Take the data that follows and retype it word for word.
======== Data provided
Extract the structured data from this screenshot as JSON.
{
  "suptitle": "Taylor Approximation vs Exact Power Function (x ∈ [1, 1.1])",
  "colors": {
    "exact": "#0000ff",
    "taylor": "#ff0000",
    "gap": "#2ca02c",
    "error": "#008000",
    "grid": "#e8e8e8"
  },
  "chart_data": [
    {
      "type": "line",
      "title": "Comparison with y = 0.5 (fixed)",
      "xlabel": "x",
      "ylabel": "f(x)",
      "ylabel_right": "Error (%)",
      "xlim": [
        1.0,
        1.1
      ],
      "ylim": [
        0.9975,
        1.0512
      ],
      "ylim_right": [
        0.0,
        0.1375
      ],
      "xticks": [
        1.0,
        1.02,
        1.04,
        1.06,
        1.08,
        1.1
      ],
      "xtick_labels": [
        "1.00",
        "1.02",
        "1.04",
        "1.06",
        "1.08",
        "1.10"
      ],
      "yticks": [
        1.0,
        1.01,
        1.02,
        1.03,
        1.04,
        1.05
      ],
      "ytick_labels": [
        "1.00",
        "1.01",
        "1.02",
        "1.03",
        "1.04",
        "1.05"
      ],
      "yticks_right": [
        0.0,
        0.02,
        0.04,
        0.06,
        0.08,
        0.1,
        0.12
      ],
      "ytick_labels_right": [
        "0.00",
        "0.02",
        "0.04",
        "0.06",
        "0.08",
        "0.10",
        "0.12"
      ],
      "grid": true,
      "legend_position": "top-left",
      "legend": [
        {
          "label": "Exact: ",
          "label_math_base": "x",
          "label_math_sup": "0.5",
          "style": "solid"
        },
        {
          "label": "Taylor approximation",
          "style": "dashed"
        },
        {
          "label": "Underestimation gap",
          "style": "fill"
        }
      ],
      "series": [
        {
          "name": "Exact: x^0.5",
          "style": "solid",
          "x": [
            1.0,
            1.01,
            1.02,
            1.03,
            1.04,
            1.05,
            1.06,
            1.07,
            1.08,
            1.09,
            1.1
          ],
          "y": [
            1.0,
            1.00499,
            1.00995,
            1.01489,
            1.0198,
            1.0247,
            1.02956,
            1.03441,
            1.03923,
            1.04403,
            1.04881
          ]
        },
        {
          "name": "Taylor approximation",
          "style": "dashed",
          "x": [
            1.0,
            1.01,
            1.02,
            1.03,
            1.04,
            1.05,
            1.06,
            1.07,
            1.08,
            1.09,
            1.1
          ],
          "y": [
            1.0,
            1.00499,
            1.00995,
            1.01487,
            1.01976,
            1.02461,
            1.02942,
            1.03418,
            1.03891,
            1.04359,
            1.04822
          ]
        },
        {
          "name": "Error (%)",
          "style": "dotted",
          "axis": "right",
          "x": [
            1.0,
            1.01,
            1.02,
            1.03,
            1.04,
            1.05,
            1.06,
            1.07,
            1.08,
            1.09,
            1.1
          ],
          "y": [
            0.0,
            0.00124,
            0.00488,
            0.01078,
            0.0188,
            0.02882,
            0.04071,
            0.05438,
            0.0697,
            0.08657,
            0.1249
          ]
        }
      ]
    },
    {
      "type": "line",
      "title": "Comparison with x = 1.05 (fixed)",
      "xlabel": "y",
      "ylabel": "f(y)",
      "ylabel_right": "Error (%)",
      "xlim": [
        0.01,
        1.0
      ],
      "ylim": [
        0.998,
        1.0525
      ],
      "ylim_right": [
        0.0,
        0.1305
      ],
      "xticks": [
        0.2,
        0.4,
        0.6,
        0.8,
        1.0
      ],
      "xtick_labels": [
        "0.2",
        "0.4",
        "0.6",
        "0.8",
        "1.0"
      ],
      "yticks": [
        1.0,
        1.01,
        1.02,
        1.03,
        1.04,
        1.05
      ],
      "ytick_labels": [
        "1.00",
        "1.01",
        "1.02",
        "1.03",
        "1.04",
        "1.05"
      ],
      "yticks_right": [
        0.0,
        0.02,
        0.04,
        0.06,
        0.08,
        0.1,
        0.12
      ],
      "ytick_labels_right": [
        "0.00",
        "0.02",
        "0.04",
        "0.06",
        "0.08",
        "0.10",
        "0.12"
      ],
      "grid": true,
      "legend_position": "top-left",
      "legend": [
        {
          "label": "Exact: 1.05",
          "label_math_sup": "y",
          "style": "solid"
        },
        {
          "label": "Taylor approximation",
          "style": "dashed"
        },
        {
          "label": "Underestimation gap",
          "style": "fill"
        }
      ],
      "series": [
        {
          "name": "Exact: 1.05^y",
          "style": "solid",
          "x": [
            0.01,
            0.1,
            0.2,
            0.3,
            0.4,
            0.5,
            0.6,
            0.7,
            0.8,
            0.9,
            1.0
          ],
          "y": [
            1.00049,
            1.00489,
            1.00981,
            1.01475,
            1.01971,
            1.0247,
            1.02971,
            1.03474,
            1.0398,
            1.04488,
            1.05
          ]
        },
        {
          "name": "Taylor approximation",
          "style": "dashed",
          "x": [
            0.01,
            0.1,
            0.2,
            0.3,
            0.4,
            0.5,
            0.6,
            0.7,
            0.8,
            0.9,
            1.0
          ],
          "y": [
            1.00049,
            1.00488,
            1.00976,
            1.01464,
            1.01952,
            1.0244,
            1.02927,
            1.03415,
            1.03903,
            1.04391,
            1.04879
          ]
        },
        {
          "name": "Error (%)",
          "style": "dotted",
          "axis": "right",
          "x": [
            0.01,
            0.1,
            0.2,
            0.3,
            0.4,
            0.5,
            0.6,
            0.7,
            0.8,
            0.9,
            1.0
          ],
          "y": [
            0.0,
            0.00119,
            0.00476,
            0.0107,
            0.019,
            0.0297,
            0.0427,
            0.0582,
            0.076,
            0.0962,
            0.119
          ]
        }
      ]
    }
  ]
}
================
Response to the task:
Extract the structured data from this screenshot as JSON.
{
  "suptitle": "Taylor Approximation vs Exact Power Function (x ∈ [1, 1.1])",
  "colors": {
    "exact": "#0000ff",
    "taylor": "#ff0000",
    "gap": "#2ca02c",
    "error": "#008000",
    "grid": "#e8e8e8"
  },
  "chart_data": [
    {
      "type": "line",
      "title": "Comparison with y = 0.5 (fixed)",
      "xlabel": "x",
      "ylabel": "f(x)",
      "ylabel_right": "Error (%)",
      "xlim": [
        1.0,
        1.1
      ],
      "ylim": [
        0.9975,
        1.0512
      ],
      "ylim_right": [
        0.0,
        0.1375
      ],
      "xticks": [
        1.0,
        1.02,
        1.04,
        1.06,
        1.08,
        1.1
      ],
      "xtick_labels": [
        "1.00",
        "1.02",
        "1.04",
        "1.06",
        "1.08",
        "1.10"
      ],
      "yticks": [
        1.0,
        1.01,
        1.02,
        1.03,
        1.04,
        1.05
      ],
      "ytick_labels": [
        "1.00",
        "1.01",
        "1.02",
        "1.03",
        "1.04",
        "1.05"
      ],
      "yticks_right": [
        0.0,
        0.02,
        0.04,
        0.06,
        0.08,
        0.1,
        0.12
      ],
      "ytick_labels_right": [
        "0.00",
        "0.02",
        "0.04",
        "0.06",
        "0.08",
        "0.10",
        "0.12"
      ],
      "grid": true,
      "legend_position": "top-left",
      "legend": [
        {
          "label": "Exact: ",
          "label_math_base": "x",
          "label_math_sup": "0.5",
          "style": "solid"
        },
        {
          "label": "Taylor approximation",
          "style": "dashed"
        },
        {
          "label": "Underestimation gap",
          "style": "fill"
        }
      ],
      "series": [
        {
          "name": "Exact: x^0.5",
          "style": "solid",
          "x": [
            1.0,
            1.01,
            1.02,
            1.03,
            1.04,
            1.05,
            1.06,
            1.07,
            1.08,
            1.09,
            1.1
          ],
          "y": [
            1.0,
            1.00499,
            1.00995,
            1.01489,
            1.0198,
            1.0247,
            1.02956,
            1.03441,
            1.03923,
            1.04403,
            1.04881
          ]
        },
        {
          "name": "Taylor approximation",
          "style": "dashed",
          "x": [
            1.0,
            1.01,
            1.02,
            1.03,
            1.04,
            1.05,
            1.06,
            1.07,
            1.08,
            1.09,
            1.1
          ],
          "y": [
            1.0,
            1.00499,
            1.00995,
            1.01487,
            1.01976,
            1.02461,
            1.02942,
            1.03418,
            1.03891,
            1.04359,
            1.04822
          ]
        },
        {
          "name": "Error (%)",
          "style": "dotted",
          "axis": "right",
          "x": [
            1.0,
            1.01,
            1.02,
            1.03,
            1.04,
            1.05,
            1.06,
            1.07,
            1.08,
            1.09,
            1.1
          ],
          "y": [
            0.0,
            0.00124,
            0.00488,
            0.01078,
            0.0188,
            0.02882,
            0.04071,
            0.05438,
            0.0697,
            0.08657,
            0.1249
          ]
        }
      ]
    },
    {
      "type": "line",
      "title": "Comparison with x = 1.05 (fixed)",
      "xlabel": "y",
      "ylabel": "f(y)",
      "ylabel_right": "Error (%)",
      "xlim": [
        0.01,
        1.0
      ],
      "ylim": [
        0.998,
        1.0525
      ],
      "ylim_right": [
        0.0,
        0.1305
      ],
      "xticks": [
        0.2,
        0.4,
        0.6,
        0.8,
        1.0
      ],
      "xtick_labels": [
        "0.2",
        "0.4",
        "0.6",
        "0.8",
        "1.0"
      ],
      "yticks": [
        1.0,
        1.01,
        1.02,
        1.03,
        1.04,
        1.05
      ],
      "ytick_labels": [
        "1.00",
        "1.01",
        "1.02",
        "1.03",
        "1.04",
        "1.05"
      ],
      "yticks_right": [
        0.0,
        0.02,
        0.04,
        0.06,
        0.08,
        0.1,
        0.12
      ],
      "ytick_labels_right": [
        "0.00",
        "0.02",
        "0.04",
        "0.06",
        "0.08",
        "0.10",
        "0.12"
      ],
      "grid": true,
      "legend_position": "top-left",
      "legend": [
        {
          "label": "Exact: 1.05",
          "label_math_sup": "y",
          "style": "solid"
        },
        {
          "label": "Taylor approximation",
          "style": "dashed"
        },
        {
          "label": "Underestimation gap",
          "style": "fill"
        }
      ],
      "series": [
        {
          "name": "Exact: 1.05^y",
          "style": "solid",
          "x": [
            0.01,
            0.1,
            0.2,
            0.3,
            0.4,
            0.5,
            0.6,
            0.7,
            0.8,
            0.9,
            1.0
          ],
          "y": [
            1.00049,
            1.00489,
            1.00981,
            1.01475,
            1.01971,
            1.0247,
            1.02971,
            1.03474,
            1.0398,
            1.04488,
            1.05
          ]
        },
        {
          "name": "Taylor approximation",
          "style": "dashed",
          "x": [
            0.01,
            0.1,
            0.2,
            0.3,
            0.4,
            0.5,
            0.6,
            0.7,
            0.8,
            0.9,
            1.0
          ],
          "y": [
            1.00049,
            1.00488,
            1.00976,
            1.01464,
            1.01952,
            1.0244,
            1.02927,
            1.03415,
            1.03903,
            1.04391,
            1.04879
          ]
        },
        {
          "name": "Error (%)",
          "style": "dotted",
          "axis": "right",
          "x": [
            0.01,
            0.1,
            0.2,
            0.3,
            0.4,
            0.5,
            0.6,
            0.7,
            0.8,
            0.9,
            1.0
          ],
          "y": [
            0.0,
            0.00119,
            0.00476,
            0.0107,
            0.019,
            0.0297,
            0.0427,
            0.0582,
            0.076,
            0.0962,
            0.119
          ]
        }
      ]
    }
  ]
}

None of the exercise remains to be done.